• EXERCISE DESCRIPTION: Each entry has to be copied exactly, with nothing missed.

• DATA SUPPLIED:
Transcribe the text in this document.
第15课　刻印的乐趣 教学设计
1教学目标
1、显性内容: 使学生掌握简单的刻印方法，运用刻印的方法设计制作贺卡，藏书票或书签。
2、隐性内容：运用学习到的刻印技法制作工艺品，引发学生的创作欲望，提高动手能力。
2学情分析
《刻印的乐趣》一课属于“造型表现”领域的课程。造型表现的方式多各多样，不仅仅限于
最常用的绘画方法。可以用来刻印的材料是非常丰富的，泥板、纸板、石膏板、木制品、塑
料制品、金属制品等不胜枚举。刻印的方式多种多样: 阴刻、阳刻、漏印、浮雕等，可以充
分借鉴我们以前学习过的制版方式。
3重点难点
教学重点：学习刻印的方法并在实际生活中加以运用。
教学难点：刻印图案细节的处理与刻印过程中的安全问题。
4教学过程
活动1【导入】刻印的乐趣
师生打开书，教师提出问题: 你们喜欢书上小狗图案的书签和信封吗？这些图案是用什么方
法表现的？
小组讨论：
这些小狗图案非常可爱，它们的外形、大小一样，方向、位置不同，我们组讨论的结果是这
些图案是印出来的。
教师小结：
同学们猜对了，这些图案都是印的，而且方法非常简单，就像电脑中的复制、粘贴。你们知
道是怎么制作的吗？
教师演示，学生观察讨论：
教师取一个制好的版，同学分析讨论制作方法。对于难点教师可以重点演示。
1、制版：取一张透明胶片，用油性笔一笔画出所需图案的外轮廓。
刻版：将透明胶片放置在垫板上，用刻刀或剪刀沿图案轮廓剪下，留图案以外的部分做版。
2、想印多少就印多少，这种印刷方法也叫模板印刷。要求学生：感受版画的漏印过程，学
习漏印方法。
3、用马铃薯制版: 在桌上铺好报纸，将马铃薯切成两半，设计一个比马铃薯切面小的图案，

• ANSWER IN FULL:
Transcribe the text in this document.
第15课　刻印的乐趣 教学设计
1教学目标
1、显性内容: 使学生掌握简单的刻印方法，运用刻印的方法设计制作贺卡，藏书票或书签。
2、隐性内容：运用学习到的刻印技法制作工艺品，引发学生的创作欲望，提高动手能力。
2学情分析
《刻印的乐趣》一课属于“造型表现”领域的课程。造型表现的方式多各多样，不仅仅限于
最常用的绘画方法。可以用来刻印的材料是非常丰富的，泥板、纸板、石膏板、木制品、塑
料制品、金属制品等不胜枚举。刻印的方式多种多样: 阴刻、阳刻、漏印、浮雕等，可以充
分借鉴我们以前学习过的制版方式。
3重点难点
教学重点：学习刻印的方法并在实际生活中加以运用。
教学难点：刻印图案细节的处理与刻印过程中的安全问题。
4教学过程
活动1【导入】刻印的乐趣
师生打开书，教师提出问题: 你们喜欢书上小狗图案的书签和信封吗？这些图案是用什么方
法表现的？
小组讨论：
这些小狗图案非常可爱，它们的外形、大小一样，方向、位置不同，我们组讨论的结果是这
些图案是印出来的。
教师小结：
同学们猜对了，这些图案都是印的，而且方法非常简单，就像电脑中的复制、粘贴。你们知
道是怎么制作的吗？
教师演示，学生观察讨论：
教师取一个制好的版，同学分析讨论制作方法。对于难点教师可以重点演示。
1、制版：取一张透明胶片，用油性笔一笔画出所需图案的外轮廓。
刻版：将透明胶片放置在垫板上，用刻刀或剪刀沿图案轮廓剪下，留图案以外的部分做版。
2、想印多少就印多少，这种印刷方法也叫模板印刷。要求学生：感受版画的漏印过程，学
习漏印方法。
3、用马铃薯制版: 在桌上铺好报纸，将马铃薯切成两半，设计一个比马铃薯切面小的图案，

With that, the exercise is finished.